REQUIRED TASK
Search the data below for "Zwiebelpreis"; list each line that holds it.

Data entries
--- --- ---
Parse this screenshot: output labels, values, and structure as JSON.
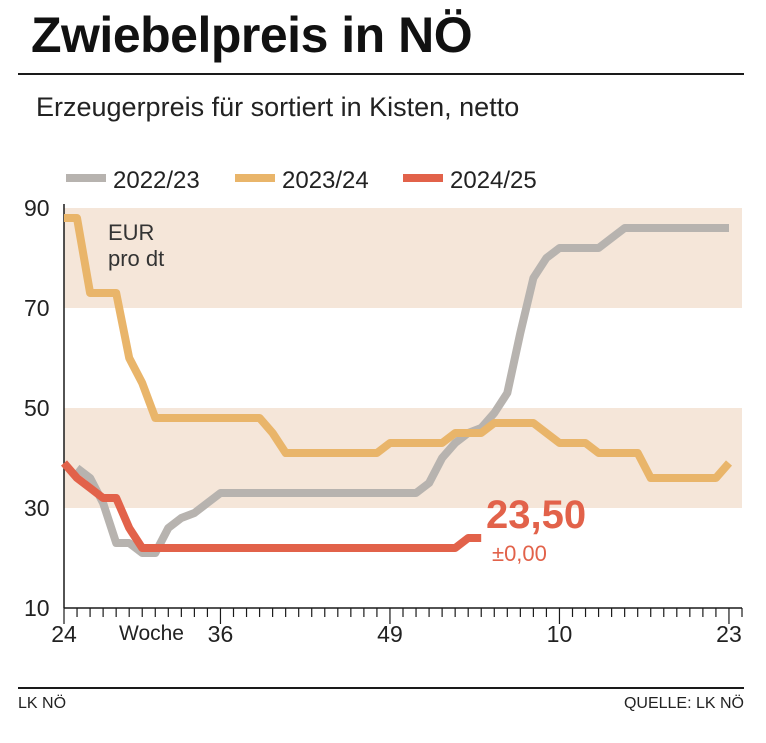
{
  "title": "Zwiebelpreis in NÖ",
  "subtitle": "Erzeugerpreis für sortiert in Kisten, netto",
  "credit": "LK NÖ",
  "source": "QUELLE: LK NÖ",
  "colors": {
    "band": "#f5e6d9",
    "series_2022": "#b7b3af",
    "series_2023": "#e9b56a",
    "series_2024": "#e2624a",
    "axis": "#1a1a1a"
  },
  "chart_data": {
    "type": "line",
    "title": "Zwiebelpreis in NÖ",
    "unit_label": [
      "EUR",
      "pro dt"
    ],
    "xlabel": "Woche",
    "ylabel": "EUR pro dt",
    "ylim": [
      10,
      90
    ],
    "yticks": [
      10,
      30,
      50,
      70,
      90
    ],
    "bands": [
      [
        30,
        50
      ],
      [
        70,
        90
      ]
    ],
    "xlim": [
      0,
      52
    ],
    "xticks": [
      {
        "pos": 0,
        "label": "24"
      },
      {
        "pos": 12,
        "label": "36"
      },
      {
        "pos": 25,
        "label": "49"
      },
      {
        "pos": 38,
        "label": "10"
      },
      {
        "pos": 51,
        "label": "23"
      }
    ],
    "legend": [
      "2022/23",
      "2023/24",
      "2024/25"
    ],
    "series": [
      {
        "name": "2022/23",
        "color_key": "series_2022",
        "points": [
          [
            1,
            38
          ],
          [
            2,
            36
          ],
          [
            3,
            31
          ],
          [
            4,
            23
          ],
          [
            5,
            23
          ],
          [
            6,
            21
          ],
          [
            7,
            21
          ],
          [
            8,
            26
          ],
          [
            9,
            28
          ],
          [
            10,
            29
          ],
          [
            11,
            31
          ],
          [
            12,
            33
          ],
          [
            13,
            33
          ],
          [
            14,
            33
          ],
          [
            15,
            33
          ],
          [
            16,
            33
          ],
          [
            17,
            33
          ],
          [
            18,
            33
          ],
          [
            19,
            33
          ],
          [
            20,
            33
          ],
          [
            21,
            33
          ],
          [
            22,
            33
          ],
          [
            23,
            33
          ],
          [
            24,
            33
          ],
          [
            25,
            33
          ],
          [
            26,
            33
          ],
          [
            27,
            33
          ],
          [
            28,
            35
          ],
          [
            29,
            40
          ],
          [
            30,
            43
          ],
          [
            31,
            45
          ],
          [
            32,
            46
          ],
          [
            33,
            49
          ],
          [
            34,
            53
          ],
          [
            35,
            65
          ],
          [
            36,
            76
          ],
          [
            37,
            80
          ],
          [
            38,
            82
          ],
          [
            39,
            82
          ],
          [
            40,
            82
          ],
          [
            41,
            82
          ],
          [
            42,
            84
          ],
          [
            43,
            86
          ],
          [
            44,
            86
          ],
          [
            45,
            86
          ],
          [
            46,
            86
          ],
          [
            47,
            86
          ],
          [
            48,
            86
          ],
          [
            49,
            86
          ],
          [
            50,
            86
          ],
          [
            51,
            86
          ]
        ]
      },
      {
        "name": "2023/24",
        "color_key": "series_2023",
        "points": [
          [
            0,
            88
          ],
          [
            1,
            88
          ],
          [
            2,
            73
          ],
          [
            3,
            73
          ],
          [
            4,
            73
          ],
          [
            5,
            60
          ],
          [
            6,
            55
          ],
          [
            7,
            48
          ],
          [
            8,
            48
          ],
          [
            9,
            48
          ],
          [
            10,
            48
          ],
          [
            11,
            48
          ],
          [
            12,
            48
          ],
          [
            13,
            48
          ],
          [
            14,
            48
          ],
          [
            15,
            48
          ],
          [
            16,
            45
          ],
          [
            17,
            41
          ],
          [
            18,
            41
          ],
          [
            19,
            41
          ],
          [
            20,
            41
          ],
          [
            21,
            41
          ],
          [
            22,
            41
          ],
          [
            23,
            41
          ],
          [
            24,
            41
          ],
          [
            25,
            43
          ],
          [
            26,
            43
          ],
          [
            27,
            43
          ],
          [
            28,
            43
          ],
          [
            29,
            43
          ],
          [
            30,
            45
          ],
          [
            31,
            45
          ],
          [
            32,
            45
          ],
          [
            33,
            47
          ],
          [
            34,
            47
          ],
          [
            35,
            47
          ],
          [
            36,
            47
          ],
          [
            37,
            45
          ],
          [
            38,
            43
          ],
          [
            39,
            43
          ],
          [
            40,
            43
          ],
          [
            41,
            41
          ],
          [
            42,
            41
          ],
          [
            43,
            41
          ],
          [
            44,
            41
          ],
          [
            45,
            36
          ],
          [
            46,
            36
          ],
          [
            47,
            36
          ],
          [
            48,
            36
          ],
          [
            49,
            36
          ],
          [
            50,
            36
          ],
          [
            51,
            39
          ]
        ]
      },
      {
        "name": "2024/25",
        "color_key": "series_2024",
        "points": [
          [
            0,
            39
          ],
          [
            1,
            36
          ],
          [
            2,
            34
          ],
          [
            3,
            32
          ],
          [
            4,
            32
          ],
          [
            5,
            26
          ],
          [
            6,
            22
          ],
          [
            7,
            22
          ],
          [
            8,
            22
          ],
          [
            9,
            22
          ],
          [
            10,
            22
          ],
          [
            11,
            22
          ],
          [
            12,
            22
          ],
          [
            13,
            22
          ],
          [
            14,
            22
          ],
          [
            15,
            22
          ],
          [
            16,
            22
          ],
          [
            17,
            22
          ],
          [
            18,
            22
          ],
          [
            19,
            22
          ],
          [
            20,
            22
          ],
          [
            21,
            22
          ],
          [
            22,
            22
          ],
          [
            23,
            22
          ],
          [
            24,
            22
          ],
          [
            25,
            22
          ],
          [
            26,
            22
          ],
          [
            27,
            22
          ],
          [
            28,
            22
          ],
          [
            29,
            22
          ],
          [
            30,
            22
          ],
          [
            31,
            24
          ],
          [
            32,
            24
          ]
        ]
      }
    ],
    "annotation": {
      "value": "23,50",
      "change": "±0,00"
    }
  }
}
--- --- ---
OUTPUT BELOW
  "title": "Zwiebelpreis in NÖ",
    "title": "Zwiebelpreis in NÖ",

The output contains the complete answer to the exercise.